<Ответ В. Ермилову>
«Маяковский, — пишет Ермилов, — прекрасно видел и чувствовал новое отношение жизни к новаторству, чего, к сожалению, нельзя сказать о некоторых наших литераторах. Например, Ф. Человеков…», — делает Ермилов неожиданный переход, — так рассуждает:
(вставить вырезку)
Если бы Ермилов был честно заинтересован в поисках истины, он бы легко нашел ошибку в рассуждениях Человекова. Она содержится во фразе «в трагической трудности работы, в подвиге поэта, заключается, вероятно, причина ранней смерти Маяковского».
Нет. Поэзия не истомила Маяковского. Он погиб от частного, бытового случая, потому что «любовная лодка разбилась о быт», разбилась вместе со своим пассажиром. Это можно было бы вменить Человекову, и этого было бы достаточно, но не больше. Тогда упрек Ермилова можно было бы обосновать объективным, общеизвестным фактом. Я это сознаю и считаю поэтому, что для возражения Человекову следовало бы пригласить того же Человекова, поскольку, как мы убедимся в дальнейшем, Ермилов не может обеспечить серьезности, скромности и правдоподобия своего суждения, поскольку он слишком играет и вольничает словами, вместо того, чтобы употреблять слово лишь в том случае, когда оно является результатом мысли. Но Ермилов о мысли не заботится. Он не рассуждает, но декламирует. Он патетически произносит: «Маяковский прекрасно видел и чувствовал новое отношение жизни к новаторству». Это декламация, и Ермилов сейчас же поймет, о чем мы говорим. Видел Маяковский прекрасно, но чувствовал иногда скорбно и работал, было время, трагически.

_ИСХОДНЫЙ МАТЕРИАЛ_
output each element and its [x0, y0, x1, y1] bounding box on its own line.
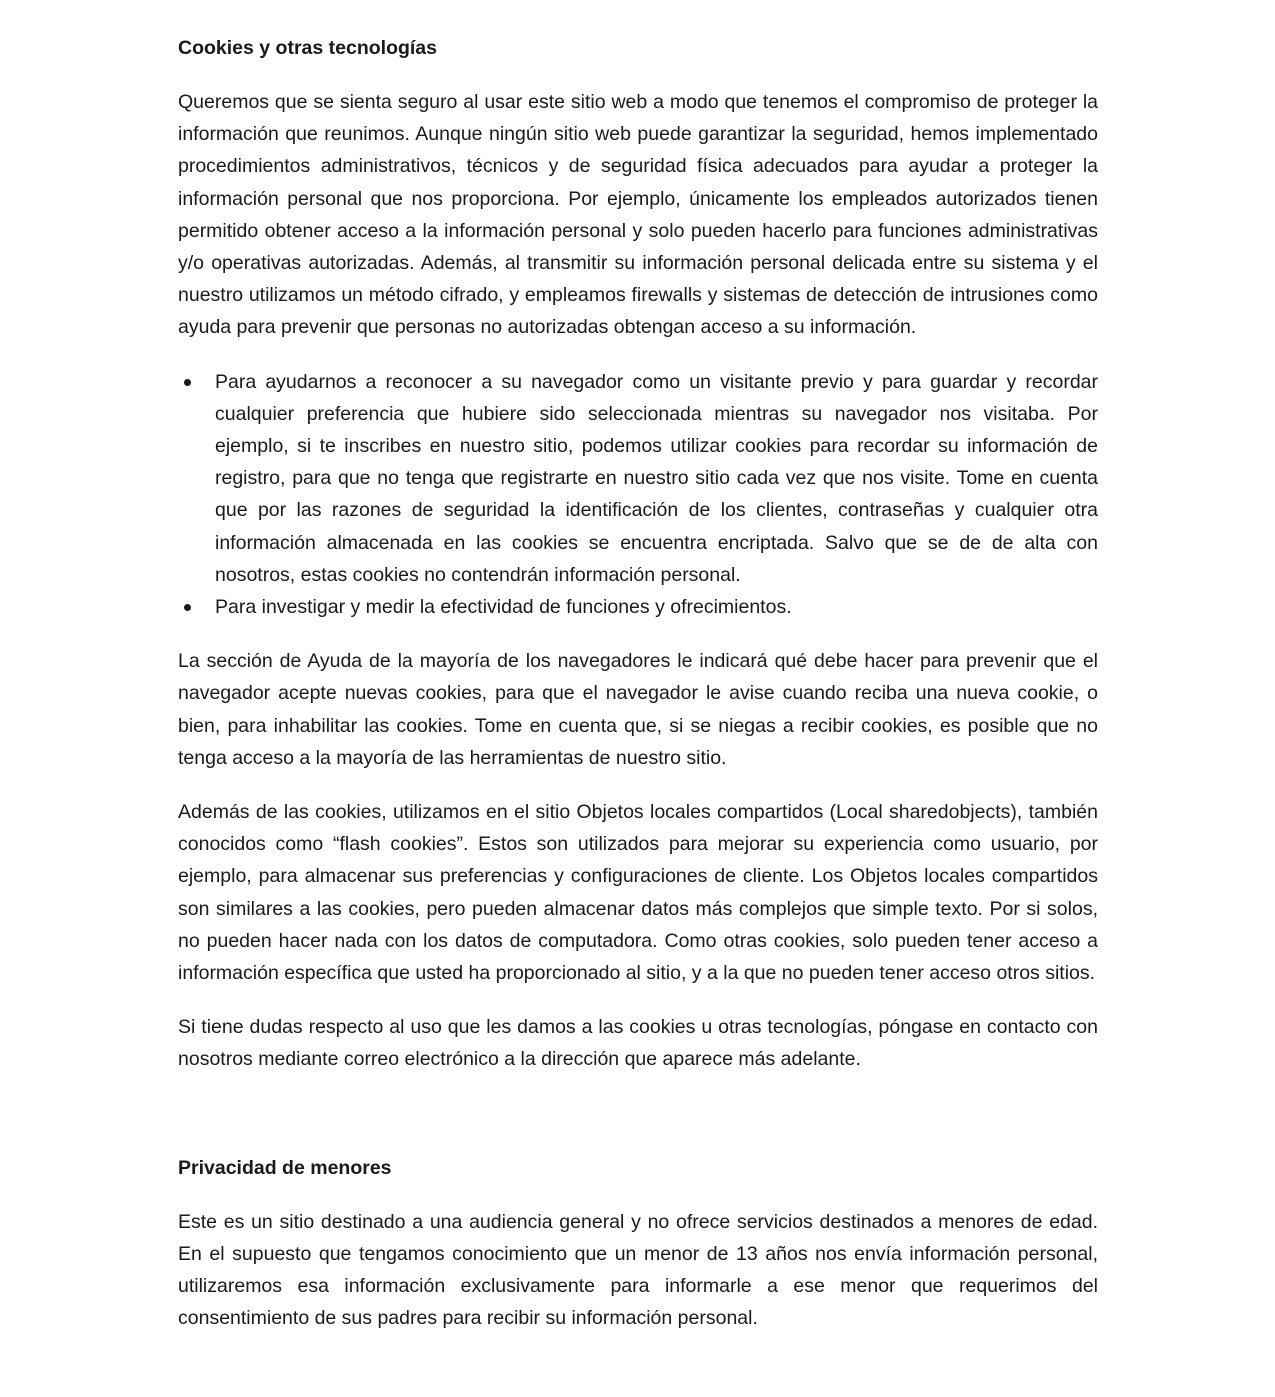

_ЦЕЛЬ ЗАДАНИЯ_
Перепишите дословно часть отрывка от слов «<Ответ В. Ермилову>» до слов «(вставить вырезку)».

_РЕШЕНИЕ ЗАДАНИЯ_
<Ответ В. Ермилову>
«Маяковский, — пишет Ермилов, — прекрасно видел и чувствовал новое отношение жизни к новаторству, чего, к сожалению, нельзя сказать о некоторых наших литераторах. Например, Ф. Человеков…», — делает Ермилов неожиданный переход, — так рассуждает:
(вставить вырезку)